Collected data
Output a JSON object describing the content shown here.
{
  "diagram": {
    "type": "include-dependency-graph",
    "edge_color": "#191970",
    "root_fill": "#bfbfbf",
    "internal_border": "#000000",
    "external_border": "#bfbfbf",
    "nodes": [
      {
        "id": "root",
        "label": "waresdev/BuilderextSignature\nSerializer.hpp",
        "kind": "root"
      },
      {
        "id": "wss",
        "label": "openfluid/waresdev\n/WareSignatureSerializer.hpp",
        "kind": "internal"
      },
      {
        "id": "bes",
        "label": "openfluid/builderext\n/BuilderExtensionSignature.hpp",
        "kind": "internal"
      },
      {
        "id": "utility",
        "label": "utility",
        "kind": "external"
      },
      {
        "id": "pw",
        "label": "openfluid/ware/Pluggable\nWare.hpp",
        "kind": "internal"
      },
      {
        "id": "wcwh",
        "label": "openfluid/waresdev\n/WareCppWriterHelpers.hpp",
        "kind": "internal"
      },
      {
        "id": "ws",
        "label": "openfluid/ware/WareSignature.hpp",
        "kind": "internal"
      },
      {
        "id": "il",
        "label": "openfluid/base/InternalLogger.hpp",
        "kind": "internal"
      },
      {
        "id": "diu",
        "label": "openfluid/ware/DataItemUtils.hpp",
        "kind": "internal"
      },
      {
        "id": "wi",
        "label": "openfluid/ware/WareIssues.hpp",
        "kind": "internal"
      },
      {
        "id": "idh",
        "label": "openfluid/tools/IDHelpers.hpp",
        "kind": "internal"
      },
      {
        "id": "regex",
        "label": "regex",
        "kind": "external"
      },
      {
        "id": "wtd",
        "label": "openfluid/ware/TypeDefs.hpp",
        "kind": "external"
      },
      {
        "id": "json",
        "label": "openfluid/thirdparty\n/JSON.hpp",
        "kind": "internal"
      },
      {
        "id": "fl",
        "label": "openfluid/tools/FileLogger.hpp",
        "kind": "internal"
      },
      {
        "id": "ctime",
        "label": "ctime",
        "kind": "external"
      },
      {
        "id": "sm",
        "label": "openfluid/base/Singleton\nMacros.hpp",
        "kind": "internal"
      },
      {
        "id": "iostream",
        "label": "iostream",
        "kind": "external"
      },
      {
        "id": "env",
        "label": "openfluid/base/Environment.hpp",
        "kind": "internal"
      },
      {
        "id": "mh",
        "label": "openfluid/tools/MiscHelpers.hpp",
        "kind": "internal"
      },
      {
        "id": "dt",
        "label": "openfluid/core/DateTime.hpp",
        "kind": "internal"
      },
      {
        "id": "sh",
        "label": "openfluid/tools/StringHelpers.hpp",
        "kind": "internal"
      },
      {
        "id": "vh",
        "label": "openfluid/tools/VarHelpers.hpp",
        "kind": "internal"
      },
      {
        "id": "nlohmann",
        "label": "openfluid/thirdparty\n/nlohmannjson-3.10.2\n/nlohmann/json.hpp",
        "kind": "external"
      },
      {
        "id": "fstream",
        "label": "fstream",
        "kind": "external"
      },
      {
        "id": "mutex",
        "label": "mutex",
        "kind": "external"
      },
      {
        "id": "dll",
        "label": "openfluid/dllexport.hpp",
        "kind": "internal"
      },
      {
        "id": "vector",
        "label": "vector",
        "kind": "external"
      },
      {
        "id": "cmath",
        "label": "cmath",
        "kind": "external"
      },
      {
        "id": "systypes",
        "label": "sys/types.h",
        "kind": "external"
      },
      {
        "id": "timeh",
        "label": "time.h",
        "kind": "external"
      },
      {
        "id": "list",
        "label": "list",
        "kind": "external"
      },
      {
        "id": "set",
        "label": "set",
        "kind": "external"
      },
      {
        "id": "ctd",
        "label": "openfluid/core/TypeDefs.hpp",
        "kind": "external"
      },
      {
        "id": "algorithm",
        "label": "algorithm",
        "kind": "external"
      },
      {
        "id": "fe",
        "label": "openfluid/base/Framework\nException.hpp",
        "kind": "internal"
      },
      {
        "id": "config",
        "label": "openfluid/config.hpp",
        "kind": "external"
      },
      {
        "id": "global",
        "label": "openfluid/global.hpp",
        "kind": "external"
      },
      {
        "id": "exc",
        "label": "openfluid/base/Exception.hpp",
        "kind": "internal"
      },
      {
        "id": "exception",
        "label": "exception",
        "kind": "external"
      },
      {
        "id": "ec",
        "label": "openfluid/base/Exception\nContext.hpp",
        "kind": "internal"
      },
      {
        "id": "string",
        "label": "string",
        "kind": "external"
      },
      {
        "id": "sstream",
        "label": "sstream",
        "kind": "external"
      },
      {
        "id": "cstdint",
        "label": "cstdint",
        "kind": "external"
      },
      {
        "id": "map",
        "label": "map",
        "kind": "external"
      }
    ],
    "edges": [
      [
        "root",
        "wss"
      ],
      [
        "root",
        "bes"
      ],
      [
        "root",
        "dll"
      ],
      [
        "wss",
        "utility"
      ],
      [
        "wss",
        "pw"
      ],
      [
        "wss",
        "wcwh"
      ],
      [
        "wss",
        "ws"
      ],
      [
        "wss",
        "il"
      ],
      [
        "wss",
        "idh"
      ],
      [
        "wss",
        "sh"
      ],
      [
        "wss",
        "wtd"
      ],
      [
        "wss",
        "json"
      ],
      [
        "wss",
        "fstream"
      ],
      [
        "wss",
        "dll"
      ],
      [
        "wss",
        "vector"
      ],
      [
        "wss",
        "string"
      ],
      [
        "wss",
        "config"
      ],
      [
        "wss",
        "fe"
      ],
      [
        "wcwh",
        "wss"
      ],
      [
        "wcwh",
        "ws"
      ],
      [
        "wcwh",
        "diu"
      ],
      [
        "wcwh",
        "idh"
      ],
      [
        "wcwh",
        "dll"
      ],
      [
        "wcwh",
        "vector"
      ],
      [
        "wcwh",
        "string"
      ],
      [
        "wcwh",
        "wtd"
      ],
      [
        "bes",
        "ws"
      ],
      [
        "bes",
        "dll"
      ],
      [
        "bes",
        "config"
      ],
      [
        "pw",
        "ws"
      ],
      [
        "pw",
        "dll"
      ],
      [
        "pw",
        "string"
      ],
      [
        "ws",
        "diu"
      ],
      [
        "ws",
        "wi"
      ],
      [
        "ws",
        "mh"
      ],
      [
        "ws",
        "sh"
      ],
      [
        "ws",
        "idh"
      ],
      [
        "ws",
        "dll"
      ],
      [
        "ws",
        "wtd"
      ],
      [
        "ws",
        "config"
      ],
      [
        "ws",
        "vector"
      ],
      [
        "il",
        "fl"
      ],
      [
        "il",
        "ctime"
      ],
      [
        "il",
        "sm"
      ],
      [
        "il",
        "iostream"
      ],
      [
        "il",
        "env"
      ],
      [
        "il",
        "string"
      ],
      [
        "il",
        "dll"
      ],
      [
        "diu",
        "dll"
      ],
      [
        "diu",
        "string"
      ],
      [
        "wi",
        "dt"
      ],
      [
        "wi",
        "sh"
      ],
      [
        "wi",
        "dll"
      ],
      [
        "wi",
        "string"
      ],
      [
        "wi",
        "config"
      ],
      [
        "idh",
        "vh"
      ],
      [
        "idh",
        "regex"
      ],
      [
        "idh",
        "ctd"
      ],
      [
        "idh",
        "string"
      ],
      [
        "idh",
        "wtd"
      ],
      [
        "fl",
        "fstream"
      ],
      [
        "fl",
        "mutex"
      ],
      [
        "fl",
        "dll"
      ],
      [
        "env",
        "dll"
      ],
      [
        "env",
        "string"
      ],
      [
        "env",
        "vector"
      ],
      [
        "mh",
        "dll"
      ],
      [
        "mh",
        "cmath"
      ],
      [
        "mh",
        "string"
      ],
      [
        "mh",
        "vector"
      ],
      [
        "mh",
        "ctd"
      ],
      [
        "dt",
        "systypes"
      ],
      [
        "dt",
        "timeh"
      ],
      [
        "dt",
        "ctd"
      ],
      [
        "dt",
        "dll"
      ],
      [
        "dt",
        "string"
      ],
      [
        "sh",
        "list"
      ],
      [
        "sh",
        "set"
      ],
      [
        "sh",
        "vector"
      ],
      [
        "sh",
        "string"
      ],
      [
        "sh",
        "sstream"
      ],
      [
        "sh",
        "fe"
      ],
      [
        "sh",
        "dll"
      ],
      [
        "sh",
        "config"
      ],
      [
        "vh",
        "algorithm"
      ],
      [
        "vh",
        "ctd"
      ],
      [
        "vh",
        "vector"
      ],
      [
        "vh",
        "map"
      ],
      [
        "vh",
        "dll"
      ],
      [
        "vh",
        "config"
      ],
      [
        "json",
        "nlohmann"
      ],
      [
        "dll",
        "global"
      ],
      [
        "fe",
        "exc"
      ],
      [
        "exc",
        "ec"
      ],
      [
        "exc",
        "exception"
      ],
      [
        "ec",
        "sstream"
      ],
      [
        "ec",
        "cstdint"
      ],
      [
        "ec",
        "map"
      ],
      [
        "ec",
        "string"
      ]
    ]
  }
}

Problem =>
In the listing, find every line containing the word "tools" and list it.

Response to this exercise =>
        "label": "openfluid/tools/IDHelpers.hpp",
        "label": "openfluid/tools/FileLogger.hpp",
        "label": "openfluid/tools/MiscHelpers.hpp",
        "label": "openfluid/tools/StringHelpers.hpp",
        "label": "openfluid/tools/VarHelpers.hpp",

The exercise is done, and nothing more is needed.